» Page text:

----------------------------------------

Parity of zero

quality of the number zero as either even or odd

Parity of zero is the question whether the number zero is even or odd. General consensus is that the number is even. Even numbers are defined to be integer multiples of two. That way, the numbers two, four and six are even, because they are one times two, two times two, and three times two. With that explanation, zero is also even, because it is zero times two.

Empty balance scale
The weighing pans of this balance scale contain zero objects, divided into two equal groups.

Another explanation is from number theory: The integers are arranged in such a way that even numbers are followed by odd ones, and odd ones by even ones. Zero is preceded by minus one, and followed by one. Both numbers are odd. So it must be even.

Integers −4 through 10; even numbers are open circles; odd numbers are dots

There is also a problem: The term "even" meaning "integer multiple of two" is a convention; people agreed on it. It is not a formal definition. Another case where people used a convention they agreed on was that of prime number: Before the 20th century, there were many inconsistent definitions of prime: Mathematicians such as Goldbach, Lambert, Legendre, Cayley, and Kronecker wrote that 1 was prime.[1] The modern definition of "prime number" is "positive integer with exactly 2 factors", so 1 is not prime. This definition is rational: it naturally suits mathematical theorems that concern the primes. For example, the fundamental theorem of arithmetic is easier to state when 1 is not considered prime[2]

It would be possible to redefine "even" in a way that no longer includes zero. However, in this case, the new definition would make it more difficult to state theorems concerning the even numbers. Already the effect can be seen in the algebraic rules governing even and odd numbers.[3] The most relevant rules concern addition, subtraction, and multiplication:

even ± even = even
odd ± odd = even
even × integer = even

Inserting appropriate values into the left sides of these rules, one can produce 0 on the right sides:

2 − 2 = 0
−3 + 3 = 0
4 × 0 = 0

The above rules would therefore be incorrect if zero were not even.[3] At best they would have to be modified. For example, one test study guide asserts that even numbers are characterized as integer multiples of two, but zero is "neither even nor odd".[4] Accordingly, the guide's rules for even and odd numbers contain exceptions:

even ± even = even (or zero)

----------------------------------------

» Data listing:
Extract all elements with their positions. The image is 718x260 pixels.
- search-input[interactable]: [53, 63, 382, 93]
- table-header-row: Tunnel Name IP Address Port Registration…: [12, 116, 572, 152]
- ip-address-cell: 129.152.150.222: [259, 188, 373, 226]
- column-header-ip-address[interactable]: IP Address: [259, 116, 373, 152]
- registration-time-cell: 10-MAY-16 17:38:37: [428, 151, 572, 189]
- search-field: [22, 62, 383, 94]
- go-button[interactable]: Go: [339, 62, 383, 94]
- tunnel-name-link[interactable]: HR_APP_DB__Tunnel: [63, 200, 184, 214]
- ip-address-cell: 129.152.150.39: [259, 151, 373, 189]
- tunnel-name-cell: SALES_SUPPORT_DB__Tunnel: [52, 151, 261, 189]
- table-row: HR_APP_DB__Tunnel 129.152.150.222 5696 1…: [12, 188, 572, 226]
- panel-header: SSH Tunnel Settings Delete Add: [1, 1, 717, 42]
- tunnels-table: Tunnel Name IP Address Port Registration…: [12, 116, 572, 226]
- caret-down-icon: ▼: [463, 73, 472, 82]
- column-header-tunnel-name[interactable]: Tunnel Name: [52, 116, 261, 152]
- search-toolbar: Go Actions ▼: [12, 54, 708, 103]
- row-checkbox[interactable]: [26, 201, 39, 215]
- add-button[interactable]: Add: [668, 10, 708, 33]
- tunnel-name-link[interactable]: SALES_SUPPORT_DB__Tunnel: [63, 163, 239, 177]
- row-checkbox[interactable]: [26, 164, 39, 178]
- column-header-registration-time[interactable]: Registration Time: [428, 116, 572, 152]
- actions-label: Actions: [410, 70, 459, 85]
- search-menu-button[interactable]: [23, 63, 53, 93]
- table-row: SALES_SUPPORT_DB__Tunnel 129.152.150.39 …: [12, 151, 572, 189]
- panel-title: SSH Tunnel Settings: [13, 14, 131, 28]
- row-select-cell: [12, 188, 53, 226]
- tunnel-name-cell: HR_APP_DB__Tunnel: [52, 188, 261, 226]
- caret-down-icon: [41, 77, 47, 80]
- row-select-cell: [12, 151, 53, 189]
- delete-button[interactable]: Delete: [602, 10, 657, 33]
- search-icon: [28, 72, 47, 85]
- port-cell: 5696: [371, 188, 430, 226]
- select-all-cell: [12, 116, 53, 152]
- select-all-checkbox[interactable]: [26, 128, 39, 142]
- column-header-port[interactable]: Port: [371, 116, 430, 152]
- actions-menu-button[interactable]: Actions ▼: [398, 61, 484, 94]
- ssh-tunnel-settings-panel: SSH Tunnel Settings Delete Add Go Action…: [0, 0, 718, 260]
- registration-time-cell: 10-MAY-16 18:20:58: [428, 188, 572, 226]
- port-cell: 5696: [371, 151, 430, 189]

----------------------------------------

» List of tasks:
a) Transcribe the passage of the parity-of-zero text from "quality of the" up to and including "must be even.".
b) In the parity-of-zero text, which mathematicians are named as having written that 1 was prime?

» Expected responses:
a)
quality of the number zero as either even or odd

Parity of zero is the question whether the number zero is even or odd. General consensus is that the number is even. Even numbers are defined to be integer multiples of two. That way, the numbers two, four and six are even, because they are one times two, two times two, and three times two. With that explanation, zero is also even, because it is zero times two.

Empty balance scale
The weighing pans of this balance scale contain zero objects, divided into two equal groups.

Another explanation is from number theory: The integers are arranged in such a way that even numbers are followed by odd ones, and odd ones by even ones. Zero is preceded by minus one, and followed by one. Both numbers are odd. So it must be even.

b) Goldbach, Lambert, Legendre, Cayley, and Kronecker.